Dataset |
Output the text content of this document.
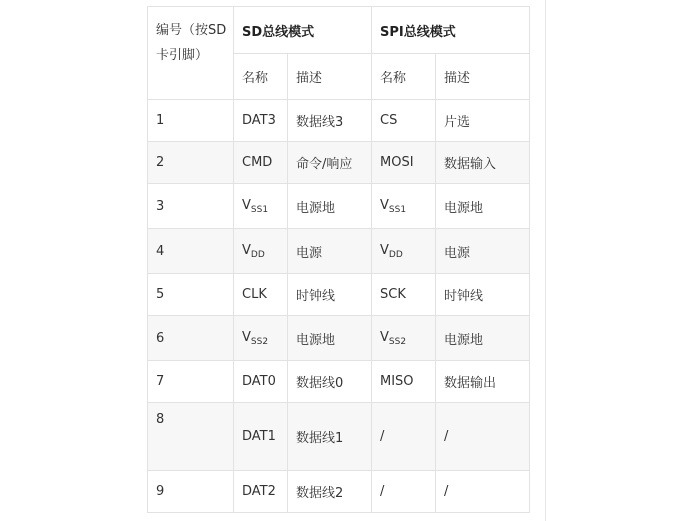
编号（按SD卡引脚）	SD总线模式		SPI总线模式	
	名称	描述	名称	描述
1	DAT3	数据线3	CS	片选
2	CMD	命令/响应	MOSI	数据输入
3	$V_{SS1}$	电源地	$V_{SS1}$	电源地
4	$V_{DD}$	电源	$V_{DD}$	电源
5	CLK	时钟线	SCK	时钟线
6	$V_{SS2}$	电源地	$V_{SS2}$	电源地
7	DAT0	数据线0	MISO	数据输出
8	DAT1	数据线1	/	/
9	DAT2	数据线2	/	/
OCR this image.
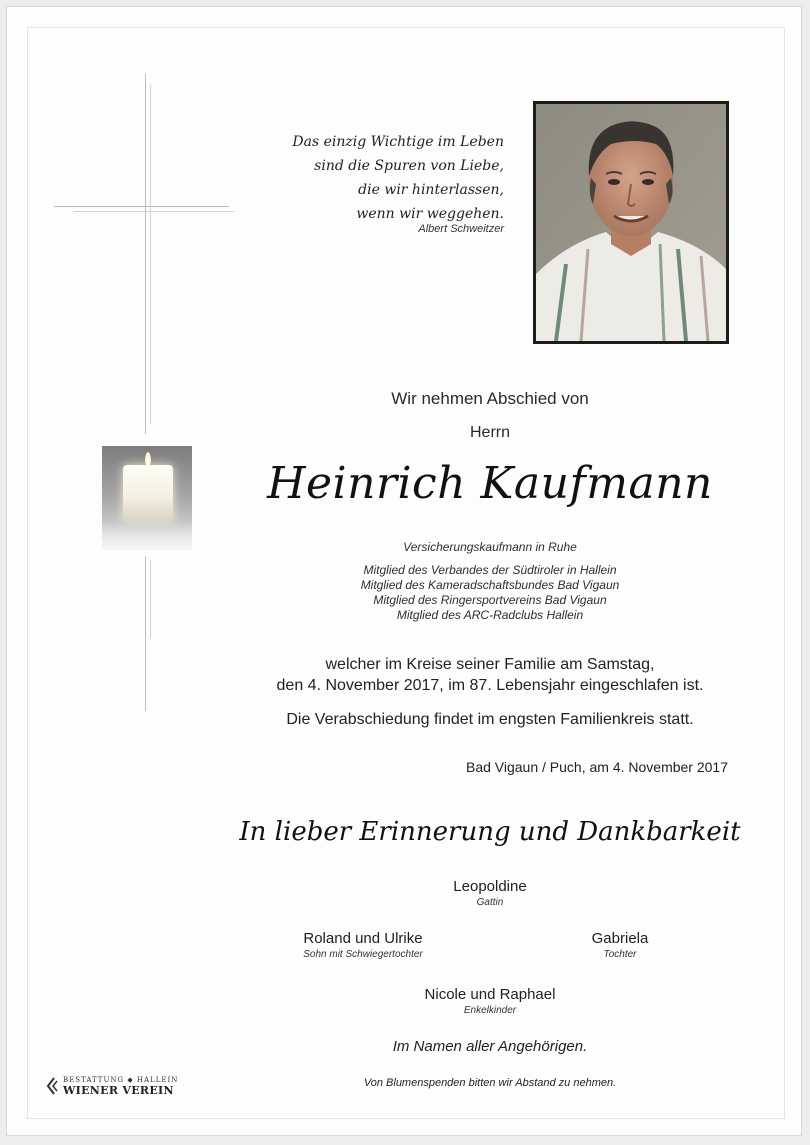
Das einzig Wichtige im Leben
sind die Spuren von Liebe,
die wir hinterlassen,
wenn wir weggehen.
Albert Schweitzer
Wir nehmen Abschied von
Herrn
Heinrich Kaufmann
Versicherungskaufmann in Ruhe
Mitglied des Verbandes der Südtiroler in Hallein
Mitglied des Kameradschaftsbundes Bad Vigaun
Mitglied des Ringersportvereins Bad Vigaun
Mitglied des ARC-Radclubs Hallein
welcher im Kreise seiner Familie am Samstag,
den 4. November 2017, im 87. Lebensjahr eingeschlafen ist.
Die Verabschiedung findet im engsten Familienkreis statt.
Bad Vigaun / Puch, am 4. November 2017
In lieber Erinnerung und Dankbarkeit
Leopoldine
Gattin
Roland und Ulrike
Sohn mit Schwiegertochter
Gabriela
Tochter
Nicole und Raphael
Enkelkinder
Im Namen aller Angehörigen.
Von Blumenspenden bitten wir Abstand zu nehmen.
BESTATTUNG ◆ HALLEIN
WIENER VEREIN
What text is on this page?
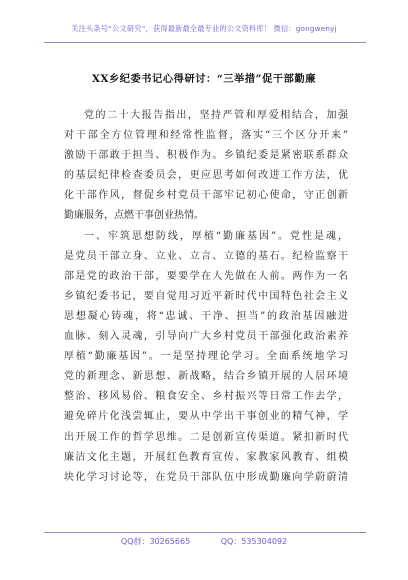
关注头条号“公文研究”，获得最新最全最专业的公文资料库！ 微信：gongwenyj
XX乡纪委书记心得研讨：“三举措”促干部勤廉
党的二十大报告指出，坚持严管和厚爱相结合，加强
对干部全方位管理和经常性监督，落实“三个区分开来”
激励干部敢于担当、积极作为。乡镇纪委是紧密联系群众
的基层纪律检查委员会，更应思考如何改进工作方法，优
化干部作风，督促乡村党员干部牢记初心使命，守正创新
勤廉服务，点燃干事创业热情。
一、牢筑思想防线，厚植“勤廉基因”。党性是魂，
是党员干部立身、立业、立言、立德的基石。纪检监察干
部是党的政治干部，要要学在人先做在人前。两作为一名
乡镇纪委书记，要自觉用习近平新时代中国特色社会主义
思想凝心铸魂，将“忠诚、干净、担当”的政治基因融进
血脉、刻入灵魂，引导向广大乡村党员干部强化政治素养
厚植“勤廉基因”。一是坚持理论学习。全面系统地学习
党的新理念、新思想、新战略，结合乡镇开展的人居环境
整治、移风易俗、粮食安全、乡村振兴等日常工作去学，
避免碎片化浅尝辄止，要从中学出干事创业的精气神，学
出开展工作的哲学思维。二是创新宣传渠道。紧扣新时代
廉洁文化主题，开展红色教育宣传、家教家风教育、组模
块化学习讨论等，在党员干部队伍中形成勤廉向学蔚蔚清
QQ群：30265665	QQ：535304092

Required task | Leave out the pictures and output every record above precisely as given.

Response |
Output the text content of this document.
编号（按SD卡引脚）	SD总线模式		SPI总线模式	
	名称	描述	名称	描述
1	DAT3	数据线3	CS	片选
2	CMD	命令/响应	MOSI	数据输入
3	$V_{SS1}$	电源地	$V_{SS1}$	电源地
4	$V_{DD}$	电源	$V_{DD}$	电源
5	CLK	时钟线	SCK	时钟线
6	$V_{SS2}$	电源地	$V_{SS2}$	电源地
7	DAT0	数据线0	MISO	数据输出
8	DAT1	数据线1	/	/
9	DAT2	数据线2	/	/
OCR this image.
Das einzig Wichtige im Leben
sind die Spuren von Liebe,
die wir hinterlassen,
wenn wir weggehen.
Albert Schweitzer
Wir nehmen Abschied von
Herrn
Heinrich Kaufmann
Versicherungskaufmann in Ruhe
Mitglied des Verbandes der Südtiroler in Hallein
Mitglied des Kameradschaftsbundes Bad Vigaun
Mitglied des Ringersportvereins Bad Vigaun
Mitglied des ARC-Radclubs Hallein
welcher im Kreise seiner Familie am Samstag,
den 4. November 2017, im 87. Lebensjahr eingeschlafen ist.
Die Verabschiedung findet im engsten Familienkreis statt.
Bad Vigaun / Puch, am 4. November 2017
In lieber Erinnerung und Dankbarkeit
Leopoldine
Gattin
Roland und Ulrike
Sohn mit Schwiegertochter
Gabriela
Tochter
Nicole und Raphael
Enkelkinder
Im Namen aller Angehörigen.
Von Blumenspenden bitten wir Abstand zu nehmen.
BESTATTUNG ◆ HALLEIN
WIENER VEREIN
What text is on this page?
关注头条号“公文研究”，获得最新最全最专业的公文资料库！ 微信：gongwenyj
XX乡纪委书记心得研讨：“三举措”促干部勤廉
党的二十大报告指出，坚持严管和厚爱相结合，加强
对干部全方位管理和经常性监督，落实“三个区分开来”
激励干部敢于担当、积极作为。乡镇纪委是紧密联系群众
的基层纪律检查委员会，更应思考如何改进工作方法，优
化干部作风，督促乡村党员干部牢记初心使命，守正创新
勤廉服务，点燃干事创业热情。
一、牢筑思想防线，厚植“勤廉基因”。党性是魂，
是党员干部立身、立业、立言、立德的基石。纪检监察干
部是党的政治干部，要要学在人先做在人前。两作为一名
乡镇纪委书记，要自觉用习近平新时代中国特色社会主义
思想凝心铸魂，将“忠诚、干净、担当”的政治基因融进
血脉、刻入灵魂，引导向广大乡村党员干部强化政治素养
厚植“勤廉基因”。一是坚持理论学习。全面系统地学习
党的新理念、新思想、新战略，结合乡镇开展的人居环境
整治、移风易俗、粮食安全、乡村振兴等日常工作去学，
避免碎片化浅尝辄止，要从中学出干事创业的精气神，学
出开展工作的哲学思维。二是创新宣传渠道。紧扣新时代
廉洁文化主题，开展红色教育宣传、家教家风教育、组模
块化学习讨论等，在党员干部队伍中形成勤廉向学蔚蔚清
QQ群：30265665	QQ：535304092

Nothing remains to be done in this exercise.